→ **WHAT NEEDS TO BE DONE**: Retype each entry below, keeping every character the same.

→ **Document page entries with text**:
Content starts
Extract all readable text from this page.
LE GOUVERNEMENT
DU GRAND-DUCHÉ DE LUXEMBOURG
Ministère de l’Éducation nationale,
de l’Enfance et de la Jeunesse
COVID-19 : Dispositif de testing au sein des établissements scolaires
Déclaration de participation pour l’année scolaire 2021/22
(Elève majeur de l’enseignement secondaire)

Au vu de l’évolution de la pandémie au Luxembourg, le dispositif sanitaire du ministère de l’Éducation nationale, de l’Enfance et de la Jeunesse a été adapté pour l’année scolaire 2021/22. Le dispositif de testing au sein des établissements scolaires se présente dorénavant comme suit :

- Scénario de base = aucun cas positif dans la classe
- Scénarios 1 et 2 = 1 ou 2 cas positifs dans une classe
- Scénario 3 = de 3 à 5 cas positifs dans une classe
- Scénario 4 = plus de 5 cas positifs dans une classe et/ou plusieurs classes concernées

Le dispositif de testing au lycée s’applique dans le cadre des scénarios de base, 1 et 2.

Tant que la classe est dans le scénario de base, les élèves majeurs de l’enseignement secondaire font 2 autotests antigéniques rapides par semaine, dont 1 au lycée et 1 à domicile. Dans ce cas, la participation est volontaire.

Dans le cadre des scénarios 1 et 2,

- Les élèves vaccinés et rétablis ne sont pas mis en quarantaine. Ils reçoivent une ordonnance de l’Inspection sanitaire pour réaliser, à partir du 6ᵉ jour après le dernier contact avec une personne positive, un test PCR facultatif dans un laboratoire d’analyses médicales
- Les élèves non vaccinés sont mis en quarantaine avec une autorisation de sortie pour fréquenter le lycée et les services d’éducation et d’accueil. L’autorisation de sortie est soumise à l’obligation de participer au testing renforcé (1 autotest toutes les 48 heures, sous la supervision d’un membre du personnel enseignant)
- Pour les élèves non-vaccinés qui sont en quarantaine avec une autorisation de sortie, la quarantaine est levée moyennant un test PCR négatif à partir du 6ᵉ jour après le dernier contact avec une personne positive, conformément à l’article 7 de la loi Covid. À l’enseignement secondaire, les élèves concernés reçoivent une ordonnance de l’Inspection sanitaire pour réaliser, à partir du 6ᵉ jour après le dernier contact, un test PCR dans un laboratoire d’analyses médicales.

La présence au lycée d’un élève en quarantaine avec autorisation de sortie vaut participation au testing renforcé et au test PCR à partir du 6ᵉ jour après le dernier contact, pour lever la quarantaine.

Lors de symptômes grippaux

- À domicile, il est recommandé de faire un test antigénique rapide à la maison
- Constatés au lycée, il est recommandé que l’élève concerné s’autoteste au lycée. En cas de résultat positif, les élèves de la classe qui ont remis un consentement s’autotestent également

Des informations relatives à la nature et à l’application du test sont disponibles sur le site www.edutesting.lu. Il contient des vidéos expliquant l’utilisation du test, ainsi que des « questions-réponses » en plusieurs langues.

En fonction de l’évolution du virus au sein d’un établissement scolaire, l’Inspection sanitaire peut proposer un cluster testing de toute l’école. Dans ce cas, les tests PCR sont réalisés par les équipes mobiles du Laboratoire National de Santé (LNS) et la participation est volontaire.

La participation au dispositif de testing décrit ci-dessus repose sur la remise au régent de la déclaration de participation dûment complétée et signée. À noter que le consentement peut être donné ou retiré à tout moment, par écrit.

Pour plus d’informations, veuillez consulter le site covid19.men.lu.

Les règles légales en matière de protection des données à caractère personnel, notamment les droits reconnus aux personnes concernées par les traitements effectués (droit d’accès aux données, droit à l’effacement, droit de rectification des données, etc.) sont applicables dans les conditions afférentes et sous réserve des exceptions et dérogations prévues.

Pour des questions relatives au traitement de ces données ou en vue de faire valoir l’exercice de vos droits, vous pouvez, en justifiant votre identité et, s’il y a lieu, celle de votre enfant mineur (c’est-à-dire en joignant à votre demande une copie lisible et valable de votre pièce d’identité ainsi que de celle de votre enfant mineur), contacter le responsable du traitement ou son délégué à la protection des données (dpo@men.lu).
Content ends
→ **SOLUTION FOR THIS PROBLEM**:
Extract all readable text from this page.
LE GOUVERNEMENT
DU GRAND-DUCHÉ DE LUXEMBOURG
Ministère de l’Éducation nationale,
de l’Enfance et de la Jeunesse
COVID-19 : Dispositif de testing au sein des établissements scolaires
Déclaration de participation pour l’année scolaire 2021/22
(Elève majeur de l’enseignement secondaire)

Au vu de l’évolution de la pandémie au Luxembourg, le dispositif sanitaire du ministère de l’Éducation nationale, de l’Enfance et de la Jeunesse a été adapté pour l’année scolaire 2021/22. Le dispositif de testing au sein des établissements scolaires se présente dorénavant comme suit :

- Scénario de base = aucun cas positif dans la classe
- Scénarios 1 et 2 = 1 ou 2 cas positifs dans une classe
- Scénario 3 = de 3 à 5 cas positifs dans une classe
- Scénario 4 = plus de 5 cas positifs dans une classe et/ou plusieurs classes concernées

Le dispositif de testing au lycée s’applique dans le cadre des scénarios de base, 1 et 2.

Tant que la classe est dans le scénario de base, les élèves majeurs de l’enseignement secondaire font 2 autotests antigéniques rapides par semaine, dont 1 au lycée et 1 à domicile. Dans ce cas, la participation est volontaire.

Dans le cadre des scénarios 1 et 2,

- Les élèves vaccinés et rétablis ne sont pas mis en quarantaine. Ils reçoivent une ordonnance de l’Inspection sanitaire pour réaliser, à partir du 6ᵉ jour après le dernier contact avec une personne positive, un test PCR facultatif dans un laboratoire d’analyses médicales
- Les élèves non vaccinés sont mis en quarantaine avec une autorisation de sortie pour fréquenter le lycée et les services d’éducation et d’accueil. L’autorisation de sortie est soumise à l’obligation de participer au testing renforcé (1 autotest toutes les 48 heures, sous la supervision d’un membre du personnel enseignant)
- Pour les élèves non-vaccinés qui sont en quarantaine avec une autorisation de sortie, la quarantaine est levée moyennant un test PCR négatif à partir du 6ᵉ jour après le dernier contact avec une personne positive, conformément à l’article 7 de la loi Covid. À l’enseignement secondaire, les élèves concernés reçoivent une ordonnance de l’Inspection sanitaire pour réaliser, à partir du 6ᵉ jour après le dernier contact, un test PCR dans un laboratoire d’analyses médicales.

La présence au lycée d’un élève en quarantaine avec autorisation de sortie vaut participation au testing renforcé et au test PCR à partir du 6ᵉ jour après le dernier contact, pour lever la quarantaine.

Lors de symptômes grippaux

- À domicile, il est recommandé de faire un test antigénique rapide à la maison
- Constatés au lycée, il est recommandé que l’élève concerné s’autoteste au lycée. En cas de résultat positif, les élèves de la classe qui ont remis un consentement s’autotestent également

Des informations relatives à la nature et à l’application du test sont disponibles sur le site www.edutesting.lu. Il contient des vidéos expliquant l’utilisation du test, ainsi que des « questions-réponses » en plusieurs langues.

En fonction de l’évolution du virus au sein d’un établissement scolaire, l’Inspection sanitaire peut proposer un cluster testing de toute l’école. Dans ce cas, les tests PCR sont réalisés par les équipes mobiles du Laboratoire National de Santé (LNS) et la participation est volontaire.

La participation au dispositif de testing décrit ci-dessus repose sur la remise au régent de la déclaration de participation dûment complétée et signée. À noter que le consentement peut être donné ou retiré à tout moment, par écrit.

Pour plus d’informations, veuillez consulter le site covid19.men.lu.

Les règles légales en matière de protection des données à caractère personnel, notamment les droits reconnus aux personnes concernées par les traitements effectués (droit d’accès aux données, droit à l’effacement, droit de rectification des données, etc.) sont applicables dans les conditions afférentes et sous réserve des exceptions et dérogations prévues.

Pour des questions relatives au traitement de ces données ou en vue de faire valoir l’exercice de vos droits, vous pouvez, en justifiant votre identité et, s’il y a lieu, celle de votre enfant mineur (c’est-à-dire en joignant à votre demande une copie lisible et valable de votre pièce d’identité ainsi que de celle de votre enfant mineur), contacter le responsable du traitement ou son délégué à la protection des données (dpo@men.lu).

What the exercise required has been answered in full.